---- Items
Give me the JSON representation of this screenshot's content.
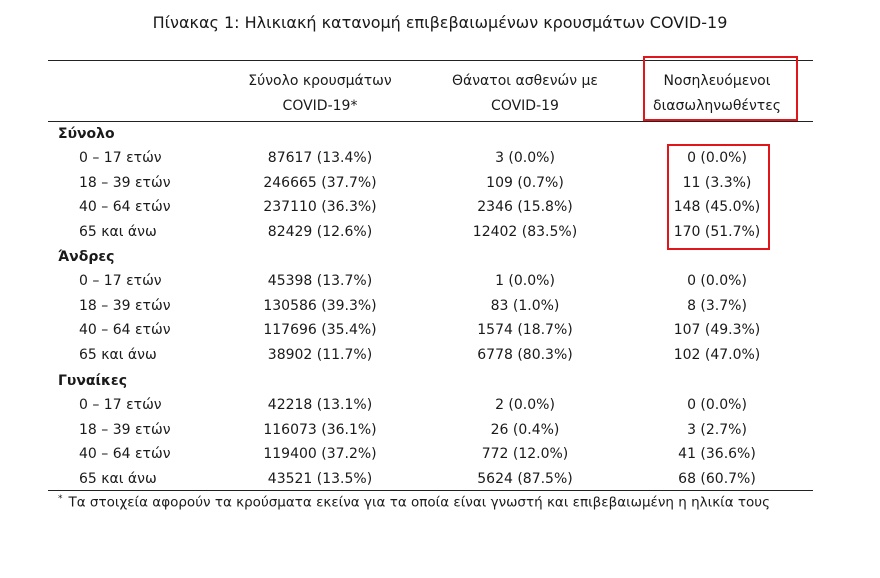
{
  "title": "Πίνακας 1: Ηλικιακή κατανομή επιβεβαιωμένων κρουσμάτων COVID-19",
  "columns": [
    {
      "line1": "Σύνολο κρουσμάτων",
      "line2": "COVID-19*"
    },
    {
      "line1": "Θάνατοι ασθενών με",
      "line2": "COVID-19"
    },
    {
      "line1": "Νοσηλευόμενοι",
      "line2": "διασωληνωθέντες"
    }
  ],
  "groups": [
    {
      "label": "Σύνολο",
      "rows": [
        {
          "age": "0 – 17 ετών",
          "cases": "87617 (13.4%)",
          "deaths": "3 (0.0%)",
          "intubated": "0 (0.0%)"
        },
        {
          "age": "18 – 39 ετών",
          "cases": "246665 (37.7%)",
          "deaths": "109 (0.7%)",
          "intubated": "11 (3.3%)"
        },
        {
          "age": "40 – 64 ετών",
          "cases": "237110 (36.3%)",
          "deaths": "2346 (15.8%)",
          "intubated": "148 (45.0%)"
        },
        {
          "age": "65 και άνω",
          "cases": "82429 (12.6%)",
          "deaths": "12402 (83.5%)",
          "intubated": "170 (51.7%)"
        }
      ]
    },
    {
      "label": "Άνδρες",
      "rows": [
        {
          "age": "0 – 17 ετών",
          "cases": "45398 (13.7%)",
          "deaths": "1 (0.0%)",
          "intubated": "0 (0.0%)"
        },
        {
          "age": "18 – 39 ετών",
          "cases": "130586 (39.3%)",
          "deaths": "83 (1.0%)",
          "intubated": "8 (3.7%)"
        },
        {
          "age": "40 – 64 ετών",
          "cases": "117696 (35.4%)",
          "deaths": "1574 (18.7%)",
          "intubated": "107 (49.3%)"
        },
        {
          "age": "65 και άνω",
          "cases": "38902 (11.7%)",
          "deaths": "6778 (80.3%)",
          "intubated": "102 (47.0%)"
        }
      ]
    },
    {
      "label": "Γυναίκες",
      "rows": [
        {
          "age": "0 – 17 ετών",
          "cases": "42218 (13.1%)",
          "deaths": "2 (0.0%)",
          "intubated": "0 (0.0%)"
        },
        {
          "age": "18 – 39 ετών",
          "cases": "116073 (36.1%)",
          "deaths": "26 (0.4%)",
          "intubated": "3 (2.7%)"
        },
        {
          "age": "40 – 64 ετών",
          "cases": "119400 (37.2%)",
          "deaths": "772 (12.0%)",
          "intubated": "41 (36.6%)"
        },
        {
          "age": "65 και άνω",
          "cases": "43521 (13.5%)",
          "deaths": "5624 (87.5%)",
          "intubated": "68 (60.7%)"
        }
      ]
    }
  ],
  "footnote": {
    "marker": "*",
    "text": "Τα στοιχεία αφορούν τα κρούσματα εκείνα για τα οποία είναι γνωστή και επιβεβαιωμένη η ηλικία τους"
  },
  "highlight_color": "#e0161b"
}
--------
:: Task to carry out ::
Identify which lines contain the word "intubated" and copy each one.

:: Answer to the exercise ::
          "intubated": "0 (0.0%)"
          "intubated": "11 (3.3%)"
          "intubated": "148 (45.0%)"
          "intubated": "170 (51.7%)"
          "intubated": "0 (0.0%)"
          "intubated": "8 (3.7%)"
          "intubated": "107 (49.3%)"
          "intubated": "102 (47.0%)"
          "intubated": "0 (0.0%)"
          "intubated": "3 (2.7%)"
          "intubated": "41 (36.6%)"
          "intubated": "68 (60.7%)"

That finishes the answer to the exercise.